(Figure data in JSON)
** Begin **
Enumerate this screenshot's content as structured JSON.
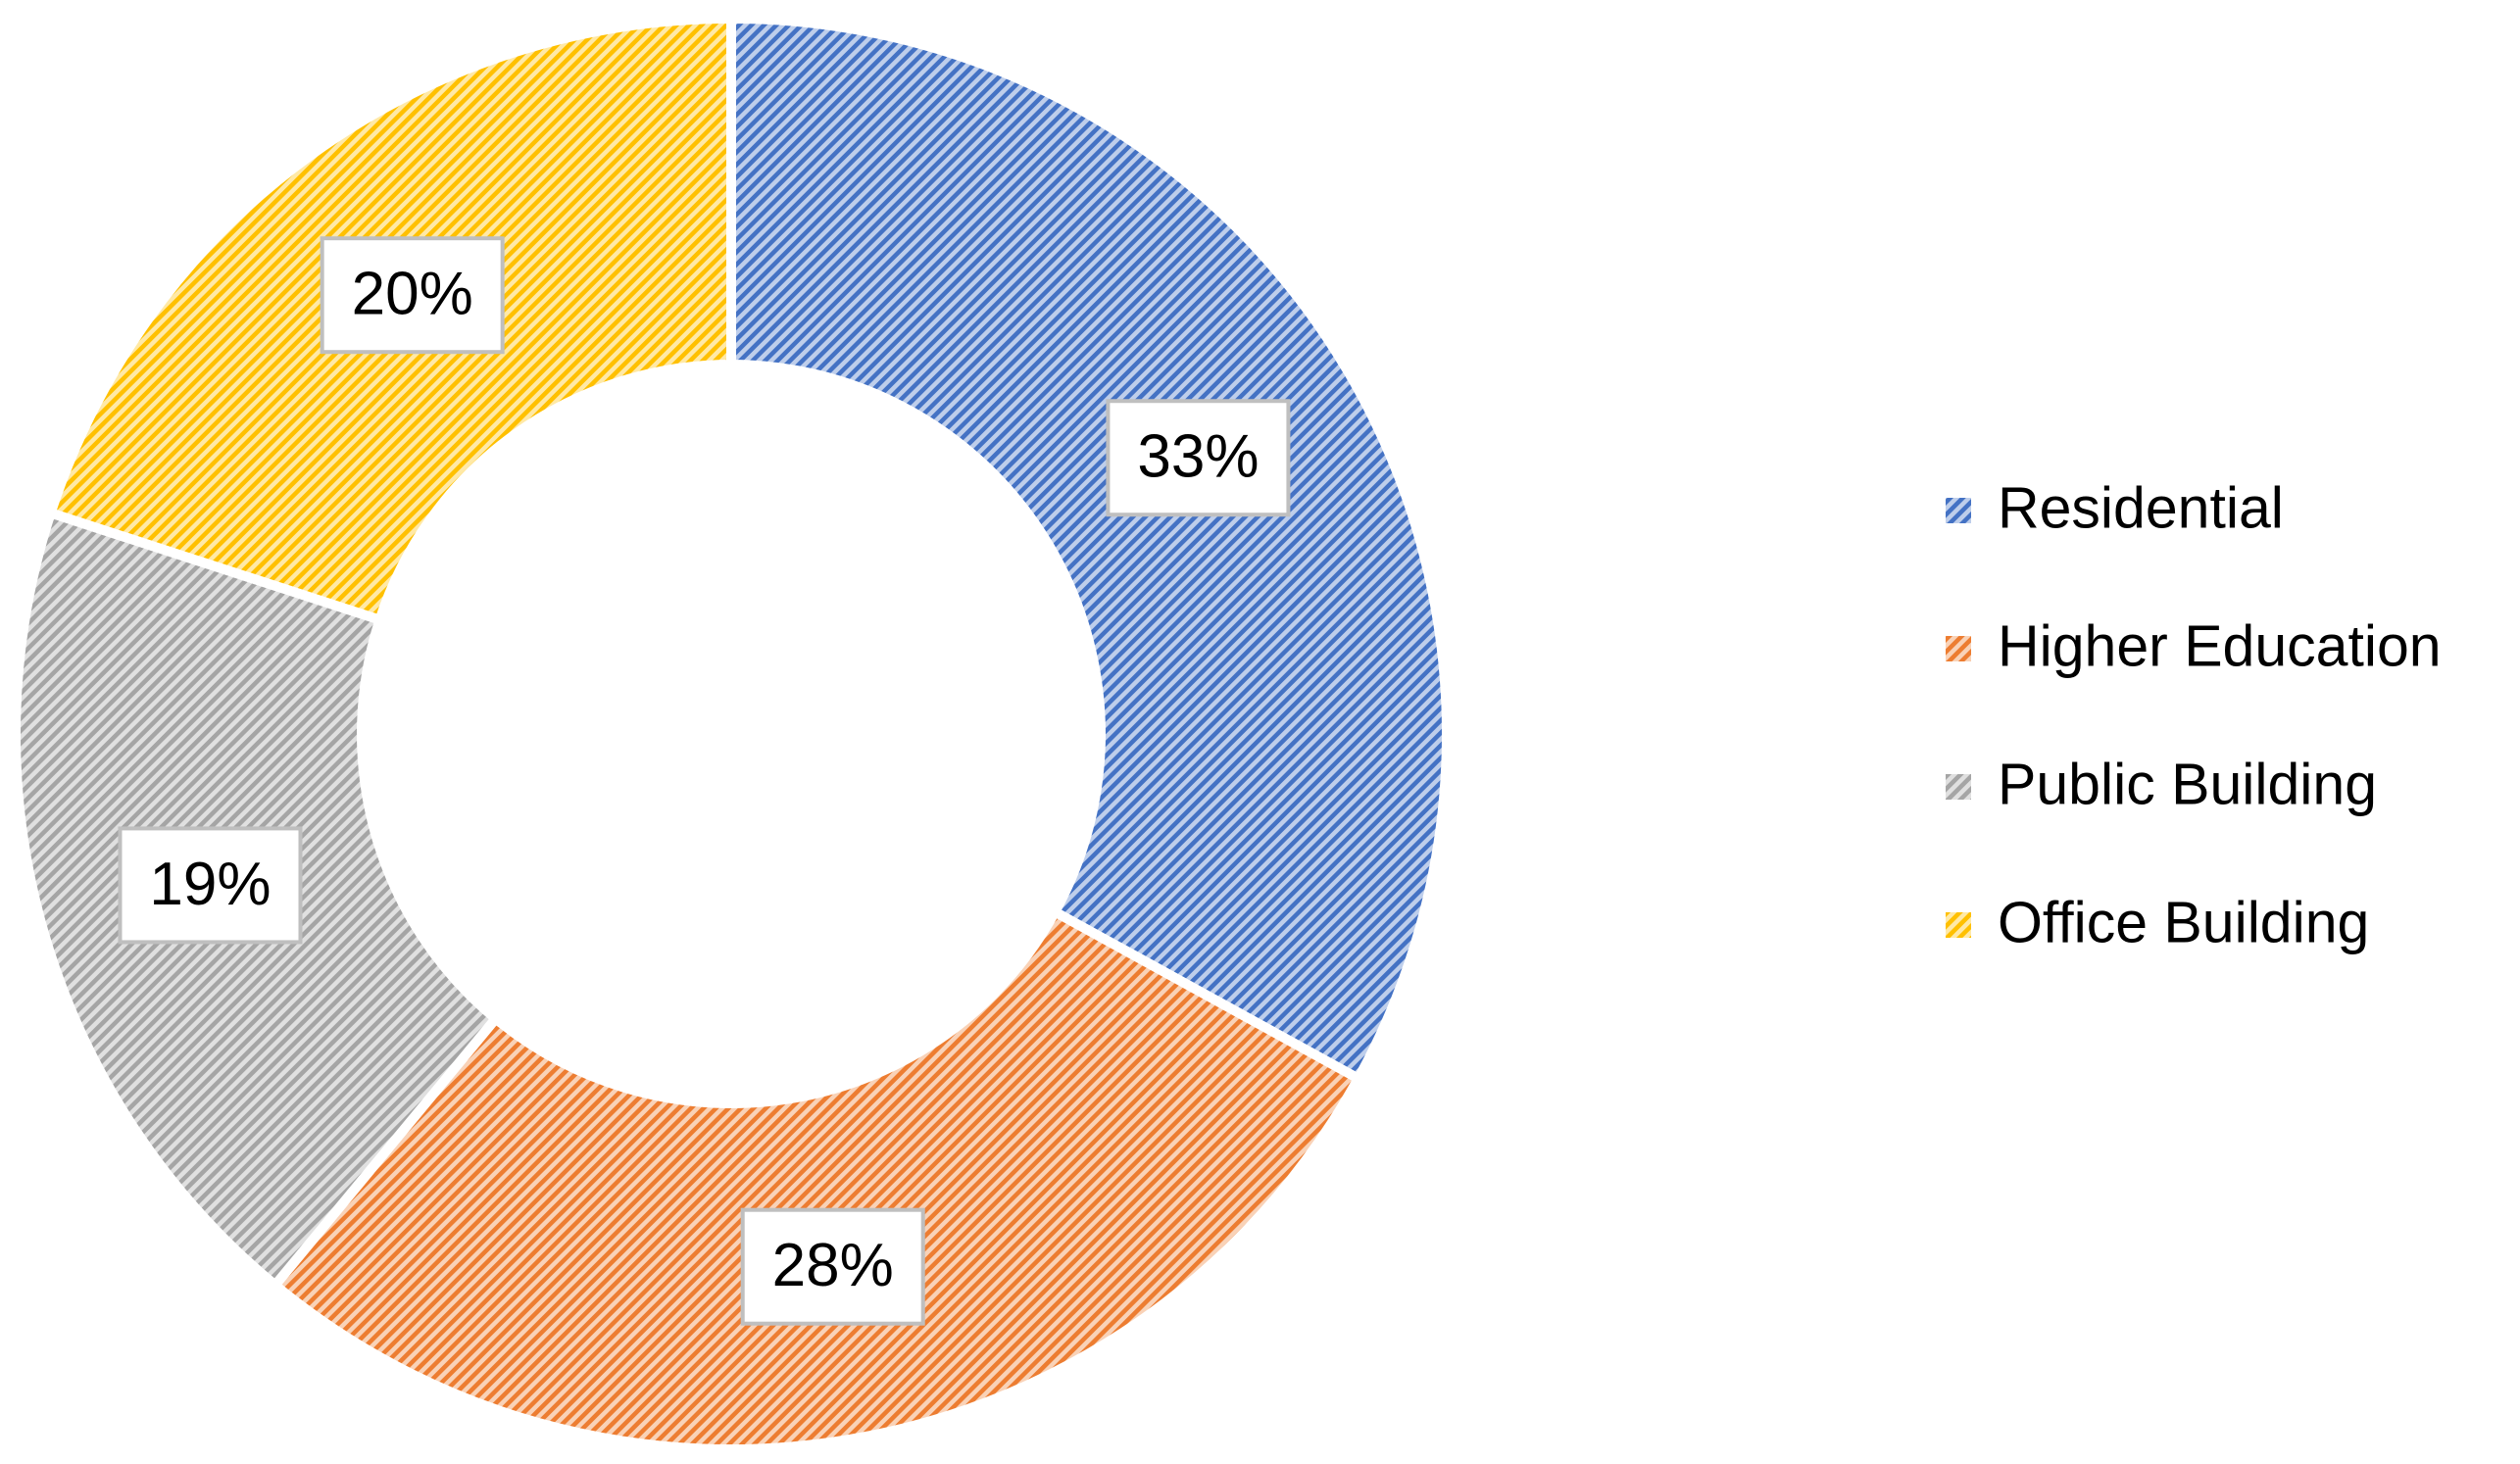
{
  "chart_data": {
    "type": "donut",
    "categories": [
      "Residential",
      "Higher Education",
      "Public Building",
      "Office Building"
    ],
    "values": [
      33,
      28,
      19,
      20
    ],
    "value_labels": [
      "33%",
      "28%",
      "19%",
      "20%"
    ],
    "colors": [
      "#4472c4",
      "#ed7d31",
      "#a5a5a5",
      "#ffc000"
    ],
    "legend": "right"
  }
}
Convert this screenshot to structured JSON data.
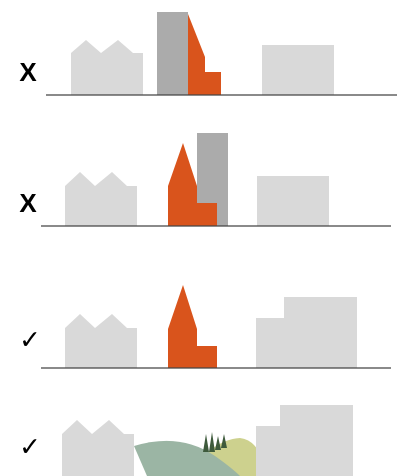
{
  "rows": [
    {
      "mark": "X"
    },
    {
      "mark": "X"
    },
    {
      "mark": "✓"
    },
    {
      "mark": "✓"
    }
  ]
}
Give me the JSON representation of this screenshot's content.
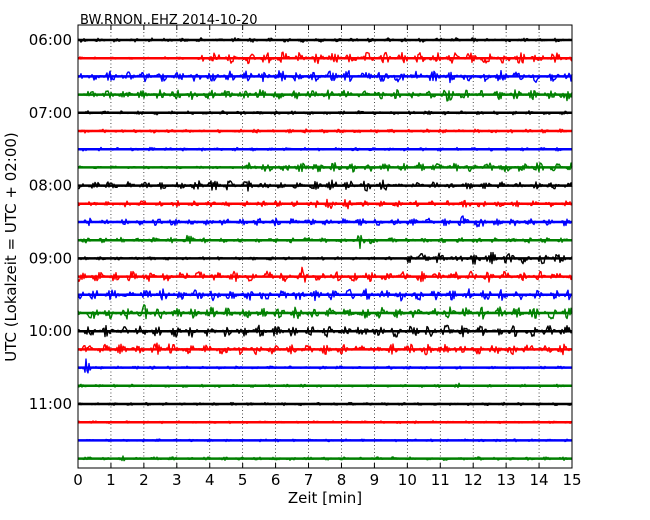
{
  "chart_data": {
    "type": "line",
    "title": "BW.RNON..EHZ 2014-10-20",
    "xlabel": "Zeit  [min]",
    "ylabel": "UTC (Lokalzeit = UTC + 02:00)",
    "xlim": [
      0,
      15
    ],
    "x_ticks": [
      "0",
      "1",
      "2",
      "3",
      "4",
      "5",
      "6",
      "7",
      "8",
      "9",
      "10",
      "11",
      "12",
      "13",
      "14",
      "15"
    ],
    "y_ticks": [
      "06:00",
      "07:00",
      "08:00",
      "09:00",
      "10:00",
      "11:00"
    ],
    "grid": "x-dotted",
    "trace_interval_min": 15,
    "colors": [
      "#000000",
      "#ff0000",
      "#0000ff",
      "#008000"
    ],
    "traces": [
      {
        "start": "06:00",
        "color": "#000000",
        "amplitude": 0.2,
        "events": []
      },
      {
        "start": "06:15",
        "color": "#ff0000",
        "amplitude": 0.12,
        "events": [
          {
            "from": 3.75,
            "to": 15,
            "amplitude": 0.55
          }
        ]
      },
      {
        "start": "06:30",
        "color": "#0000ff",
        "amplitude": 0.5,
        "events": [
          {
            "from": 5.5,
            "to": 15,
            "amplitude": 0.55
          }
        ]
      },
      {
        "start": "06:45",
        "color": "#008000",
        "amplitude": 0.45,
        "events": [
          {
            "from": 11.0,
            "to": 11.6,
            "amplitude": 0.75
          },
          {
            "from": 14.6,
            "to": 15.0,
            "amplitude": 0.95
          }
        ]
      },
      {
        "start": "07:00",
        "color": "#000000",
        "amplitude": 0.18,
        "events": []
      },
      {
        "start": "07:15",
        "color": "#ff0000",
        "amplitude": 0.18,
        "events": []
      },
      {
        "start": "07:30",
        "color": "#0000ff",
        "amplitude": 0.16,
        "events": []
      },
      {
        "start": "07:45",
        "color": "#008000",
        "amplitude": 0.12,
        "events": [
          {
            "from": 5.0,
            "to": 15,
            "amplitude": 0.45
          },
          {
            "from": 7.6,
            "to": 7.8,
            "amplitude": 0.9
          }
        ]
      },
      {
        "start": "08:00",
        "color": "#000000",
        "amplitude": 0.35,
        "events": [
          {
            "from": 0,
            "to": 1.2,
            "amplitude": 0.5
          },
          {
            "from": 3.5,
            "to": 5.5,
            "amplitude": 0.55
          },
          {
            "from": 7.0,
            "to": 9.5,
            "amplitude": 0.5
          }
        ]
      },
      {
        "start": "08:15",
        "color": "#ff0000",
        "amplitude": 0.28,
        "events": [
          {
            "from": 7.2,
            "to": 8.5,
            "amplitude": 0.55
          },
          {
            "from": 11.5,
            "to": 12.2,
            "amplitude": 0.45
          }
        ]
      },
      {
        "start": "08:30",
        "color": "#0000ff",
        "amplitude": 0.35,
        "events": [
          {
            "from": 11.5,
            "to": 12.6,
            "amplitude": 0.55
          }
        ]
      },
      {
        "start": "08:45",
        "color": "#008000",
        "amplitude": 0.25,
        "events": [
          {
            "from": 3.2,
            "to": 3.6,
            "amplitude": 0.55
          },
          {
            "from": 8.5,
            "to": 8.9,
            "amplitude": 0.9
          }
        ]
      },
      {
        "start": "09:00",
        "color": "#000000",
        "amplitude": 0.15,
        "events": [
          {
            "from": 10.0,
            "to": 15,
            "amplitude": 0.6
          }
        ]
      },
      {
        "start": "09:15",
        "color": "#ff0000",
        "amplitude": 0.5,
        "events": [
          {
            "from": 6.8,
            "to": 6.9,
            "amplitude": 0.85
          }
        ]
      },
      {
        "start": "09:30",
        "color": "#0000ff",
        "amplitude": 0.55,
        "events": []
      },
      {
        "start": "09:45",
        "color": "#008000",
        "amplitude": 0.55,
        "events": [
          {
            "from": 2.0,
            "to": 2.4,
            "amplitude": 0.8
          }
        ]
      },
      {
        "start": "10:00",
        "color": "#000000",
        "amplitude": 0.55,
        "events": []
      },
      {
        "start": "10:15",
        "color": "#ff0000",
        "amplitude": 0.5,
        "events": [
          {
            "from": 2.3,
            "to": 2.8,
            "amplitude": 0.7
          }
        ]
      },
      {
        "start": "10:30",
        "color": "#0000ff",
        "amplitude": 0.14,
        "events": [
          {
            "from": 0.2,
            "to": 0.6,
            "amplitude": 0.85
          }
        ]
      },
      {
        "start": "10:45",
        "color": "#008000",
        "amplitude": 0.14,
        "events": [
          {
            "from": 11.5,
            "to": 11.6,
            "amplitude": 0.35
          },
          {
            "from": 14.7,
            "to": 14.8,
            "amplitude": 0.35
          }
        ]
      },
      {
        "start": "11:00",
        "color": "#000000",
        "amplitude": 0.14,
        "events": [
          {
            "from": 1.6,
            "to": 1.7,
            "amplitude": 0.4
          }
        ]
      },
      {
        "start": "11:15",
        "color": "#ff0000",
        "amplitude": 0.12,
        "events": []
      },
      {
        "start": "11:30",
        "color": "#0000ff",
        "amplitude": 0.12,
        "events": [
          {
            "from": 5.7,
            "to": 5.8,
            "amplitude": 0.35
          }
        ]
      },
      {
        "start": "11:45",
        "color": "#008000",
        "amplitude": 0.16,
        "events": [
          {
            "from": 1.3,
            "to": 1.4,
            "amplitude": 0.35
          }
        ]
      }
    ]
  }
}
** End **
** Problem to solve **
Search the data for "structured" and list every line in which it occurs.

** Complete output **
Enumerate this screenshot's content as structured JSON.
Convert this screenshot to structured JSON data.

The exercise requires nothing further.